• _OBJECTIVE_
Output every line of the data exactly as it appears.

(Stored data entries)

>> BEGIN

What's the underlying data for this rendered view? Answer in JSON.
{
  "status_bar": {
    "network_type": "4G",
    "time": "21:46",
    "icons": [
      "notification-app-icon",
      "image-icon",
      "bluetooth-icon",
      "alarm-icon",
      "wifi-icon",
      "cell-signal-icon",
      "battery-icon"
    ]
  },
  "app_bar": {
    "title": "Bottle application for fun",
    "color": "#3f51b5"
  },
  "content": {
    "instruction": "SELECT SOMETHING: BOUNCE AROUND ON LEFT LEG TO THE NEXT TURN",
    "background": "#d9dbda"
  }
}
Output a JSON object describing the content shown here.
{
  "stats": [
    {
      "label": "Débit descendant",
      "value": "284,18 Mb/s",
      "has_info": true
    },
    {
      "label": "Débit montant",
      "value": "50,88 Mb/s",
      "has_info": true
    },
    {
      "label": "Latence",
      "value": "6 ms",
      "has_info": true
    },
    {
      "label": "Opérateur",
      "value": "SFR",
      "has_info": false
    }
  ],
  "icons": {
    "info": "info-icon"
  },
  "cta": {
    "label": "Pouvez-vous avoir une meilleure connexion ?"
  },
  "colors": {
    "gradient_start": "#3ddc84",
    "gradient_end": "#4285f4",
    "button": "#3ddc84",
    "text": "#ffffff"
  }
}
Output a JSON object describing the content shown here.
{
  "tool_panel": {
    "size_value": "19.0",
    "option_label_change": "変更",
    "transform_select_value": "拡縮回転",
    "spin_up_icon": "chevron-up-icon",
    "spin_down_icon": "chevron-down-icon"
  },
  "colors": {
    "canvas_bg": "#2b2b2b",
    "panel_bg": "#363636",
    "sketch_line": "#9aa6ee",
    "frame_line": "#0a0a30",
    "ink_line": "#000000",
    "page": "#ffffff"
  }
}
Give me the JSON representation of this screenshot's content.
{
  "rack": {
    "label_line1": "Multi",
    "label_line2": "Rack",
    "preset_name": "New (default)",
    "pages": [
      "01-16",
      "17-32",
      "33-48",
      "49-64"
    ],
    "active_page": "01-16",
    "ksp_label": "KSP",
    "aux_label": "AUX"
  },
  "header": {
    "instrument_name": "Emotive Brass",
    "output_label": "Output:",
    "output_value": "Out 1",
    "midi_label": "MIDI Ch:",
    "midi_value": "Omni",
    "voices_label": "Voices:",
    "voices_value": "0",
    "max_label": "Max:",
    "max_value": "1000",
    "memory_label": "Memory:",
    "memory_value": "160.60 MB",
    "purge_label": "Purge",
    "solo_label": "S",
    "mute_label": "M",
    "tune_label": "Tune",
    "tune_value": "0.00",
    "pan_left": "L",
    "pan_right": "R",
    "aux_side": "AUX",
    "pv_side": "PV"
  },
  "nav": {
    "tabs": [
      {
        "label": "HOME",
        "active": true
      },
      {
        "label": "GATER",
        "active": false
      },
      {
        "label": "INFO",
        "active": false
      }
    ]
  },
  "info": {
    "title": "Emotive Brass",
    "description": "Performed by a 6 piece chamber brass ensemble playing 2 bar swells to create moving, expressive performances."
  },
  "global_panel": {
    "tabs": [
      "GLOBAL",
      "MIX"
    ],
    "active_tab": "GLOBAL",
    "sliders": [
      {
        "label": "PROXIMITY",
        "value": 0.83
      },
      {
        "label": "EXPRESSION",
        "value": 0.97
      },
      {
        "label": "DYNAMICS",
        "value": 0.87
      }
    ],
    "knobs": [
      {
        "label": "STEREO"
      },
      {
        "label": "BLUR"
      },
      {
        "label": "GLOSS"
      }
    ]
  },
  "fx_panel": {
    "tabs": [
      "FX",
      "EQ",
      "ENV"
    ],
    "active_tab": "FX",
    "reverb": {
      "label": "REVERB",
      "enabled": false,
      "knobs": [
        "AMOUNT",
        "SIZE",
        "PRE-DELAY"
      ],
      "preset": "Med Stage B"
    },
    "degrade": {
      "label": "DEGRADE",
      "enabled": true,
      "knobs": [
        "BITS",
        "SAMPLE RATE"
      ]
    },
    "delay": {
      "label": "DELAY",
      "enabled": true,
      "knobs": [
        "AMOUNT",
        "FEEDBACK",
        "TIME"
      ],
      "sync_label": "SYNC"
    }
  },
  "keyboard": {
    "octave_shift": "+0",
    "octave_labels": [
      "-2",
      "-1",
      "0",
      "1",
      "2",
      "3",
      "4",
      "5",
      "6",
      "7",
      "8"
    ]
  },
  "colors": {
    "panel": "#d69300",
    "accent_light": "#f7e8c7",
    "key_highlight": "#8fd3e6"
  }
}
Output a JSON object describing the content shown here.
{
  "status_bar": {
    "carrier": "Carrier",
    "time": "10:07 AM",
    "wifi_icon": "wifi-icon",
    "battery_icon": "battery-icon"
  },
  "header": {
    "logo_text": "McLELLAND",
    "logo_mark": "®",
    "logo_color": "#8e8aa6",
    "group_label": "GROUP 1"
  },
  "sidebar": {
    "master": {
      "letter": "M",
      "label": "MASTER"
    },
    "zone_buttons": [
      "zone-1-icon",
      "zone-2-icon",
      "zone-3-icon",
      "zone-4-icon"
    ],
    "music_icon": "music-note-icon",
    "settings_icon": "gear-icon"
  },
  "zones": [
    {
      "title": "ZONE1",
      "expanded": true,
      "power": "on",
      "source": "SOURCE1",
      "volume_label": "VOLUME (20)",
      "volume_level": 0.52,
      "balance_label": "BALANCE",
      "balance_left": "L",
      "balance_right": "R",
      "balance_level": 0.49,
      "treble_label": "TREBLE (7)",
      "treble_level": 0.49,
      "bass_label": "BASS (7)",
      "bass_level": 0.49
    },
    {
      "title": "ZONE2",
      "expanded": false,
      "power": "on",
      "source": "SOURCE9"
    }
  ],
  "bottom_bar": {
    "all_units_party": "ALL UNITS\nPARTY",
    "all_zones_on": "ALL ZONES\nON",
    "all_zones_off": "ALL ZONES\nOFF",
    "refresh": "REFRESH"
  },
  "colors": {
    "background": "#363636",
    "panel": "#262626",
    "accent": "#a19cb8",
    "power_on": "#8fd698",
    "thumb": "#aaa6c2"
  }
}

>> END

• _SOLVED EXERCISE_
What's the underlying data for this rendered view? Answer in JSON.
{
  "status_bar": {
    "network_type": "4G",
    "time": "21:46",
    "icons": [
      "notification-app-icon",
      "image-icon",
      "bluetooth-icon",
      "alarm-icon",
      "wifi-icon",
      "cell-signal-icon",
      "battery-icon"
    ]
  },
  "app_bar": {
    "title": "Bottle application for fun",
    "color": "#3f51b5"
  },
  "content": {
    "instruction": "SELECT SOMETHING: BOUNCE AROUND ON LEFT LEG TO THE NEXT TURN",
    "background": "#d9dbda"
  }
}
Output a JSON object describing the content shown here.
{
  "stats": [
    {
      "label": "Débit descendant",
      "value": "284,18 Mb/s",
      "has_info": true
    },
    {
      "label": "Débit montant",
      "value": "50,88 Mb/s",
      "has_info": true
    },
    {
      "label": "Latence",
      "value": "6 ms",
      "has_info": true
    },
    {
      "label": "Opérateur",
      "value": "SFR",
      "has_info": false
    }
  ],
  "icons": {
    "info": "info-icon"
  },
  "cta": {
    "label": "Pouvez-vous avoir une meilleure connexion ?"
  },
  "colors": {
    "gradient_start": "#3ddc84",
    "gradient_end": "#4285f4",
    "button": "#3ddc84",
    "text": "#ffffff"
  }
}
Output a JSON object describing the content shown here.
{
  "tool_panel": {
    "size_value": "19.0",
    "option_label_change": "変更",
    "transform_select_value": "拡縮回転",
    "spin_up_icon": "chevron-up-icon",
    "spin_down_icon": "chevron-down-icon"
  },
  "colors": {
    "canvas_bg": "#2b2b2b",
    "panel_bg": "#363636",
    "sketch_line": "#9aa6ee",
    "frame_line": "#0a0a30",
    "ink_line": "#000000",
    "page": "#ffffff"
  }
}
Give me the JSON representation of this screenshot's content.
{
  "rack": {
    "label_line1": "Multi",
    "label_line2": "Rack",
    "preset_name": "New (default)",
    "pages": [
      "01-16",
      "17-32",
      "33-48",
      "49-64"
    ],
    "active_page": "01-16",
    "ksp_label": "KSP",
    "aux_label": "AUX"
  },
  "header": {
    "instrument_name": "Emotive Brass",
    "output_label": "Output:",
    "output_value": "Out 1",
    "midi_label": "MIDI Ch:",
    "midi_value": "Omni",
    "voices_label": "Voices:",
    "voices_value": "0",
    "max_label": "Max:",
    "max_value": "1000",
    "memory_label": "Memory:",
    "memory_value": "160.60 MB",
    "purge_label": "Purge",
    "solo_label": "S",
    "mute_label": "M",
    "tune_label": "Tune",
    "tune_value": "0.00",
    "pan_left": "L",
    "pan_right": "R",
    "aux_side": "AUX",
    "pv_side": "PV"
  },
  "nav": {
    "tabs": [
      {
        "label": "HOME",
        "active": true
      },
      {
        "label": "GATER",
        "active": false
      },
      {
        "label": "INFO",
        "active": false
      }
    ]
  },
  "info": {
    "title": "Emotive Brass",
    "description": "Performed by a 6 piece chamber brass ensemble playing 2 bar swells to create moving, expressive performances."
  },
  "global_panel": {
    "tabs": [
      "GLOBAL",
      "MIX"
    ],
    "active_tab": "GLOBAL",
    "sliders": [
      {
        "label": "PROXIMITY",
        "value": 0.83
      },
      {
        "label": "EXPRESSION",
        "value": 0.97
      },
      {
        "label": "DYNAMICS",
        "value": 0.87
      }
    ],
    "knobs": [
      {
        "label": "STEREO"
      },
      {
        "label": "BLUR"
      },
      {
        "label": "GLOSS"
      }
    ]
  },
  "fx_panel": {
    "tabs": [
      "FX",
      "EQ",
      "ENV"
    ],
    "active_tab": "FX",
    "reverb": {
      "label": "REVERB",
      "enabled": false,
      "knobs": [
        "AMOUNT",
        "SIZE",
        "PRE-DELAY"
      ],
      "preset": "Med Stage B"
    },
    "degrade": {
      "label": "DEGRADE",
      "enabled": true,
      "knobs": [
        "BITS",
        "SAMPLE RATE"
      ]
    },
    "delay": {
      "label": "DELAY",
      "enabled": true,
      "knobs": [
        "AMOUNT",
        "FEEDBACK",
        "TIME"
      ],
      "sync_label": "SYNC"
    }
  },
  "keyboard": {
    "octave_shift": "+0",
    "octave_labels": [
      "-2",
      "-1",
      "0",
      "1",
      "2",
      "3",
      "4",
      "5",
      "6",
      "7",
      "8"
    ]
  },
  "colors": {
    "panel": "#d69300",
    "accent_light": "#f7e8c7",
    "key_highlight": "#8fd3e6"
  }
}
Output a JSON object describing the content shown here.
{
  "status_bar": {
    "carrier": "Carrier",
    "time": "10:07 AM",
    "wifi_icon": "wifi-icon",
    "battery_icon": "battery-icon"
  },
  "header": {
    "logo_text": "McLELLAND",
    "logo_mark": "®",
    "logo_color": "#8e8aa6",
    "group_label": "GROUP 1"
  },
  "sidebar": {
    "master": {
      "letter": "M",
      "label": "MASTER"
    },
    "zone_buttons": [
      "zone-1-icon",
      "zone-2-icon",
      "zone-3-icon",
      "zone-4-icon"
    ],
    "music_icon": "music-note-icon",
    "settings_icon": "gear-icon"
  },
  "zones": [
    {
      "title": "ZONE1",
      "expanded": true,
      "power": "on",
      "source": "SOURCE1",
      "volume_label": "VOLUME (20)",
      "volume_level": 0.52,
      "balance_label": "BALANCE",
      "balance_left": "L",
      "balance_right": "R",
      "balance_level": 0.49,
      "treble_label": "TREBLE (7)",
      "treble_level": 0.49,
      "bass_label": "BASS (7)",
      "bass_level": 0.49
    },
    {
      "title": "ZONE2",
      "expanded": false,
      "power": "on",
      "source": "SOURCE9"
    }
  ],
  "bottom_bar": {
    "all_units_party": "ALL UNITS\nPARTY",
    "all_zones_on": "ALL ZONES\nON",
    "all_zones_off": "ALL ZONES\nOFF",
    "refresh": "REFRESH"
  },
  "colors": {
    "background": "#363636",
    "panel": "#262626",
    "accent": "#a19cb8",
    "power_on": "#8fd698",
    "thumb": "#aaa6c2"
  }
}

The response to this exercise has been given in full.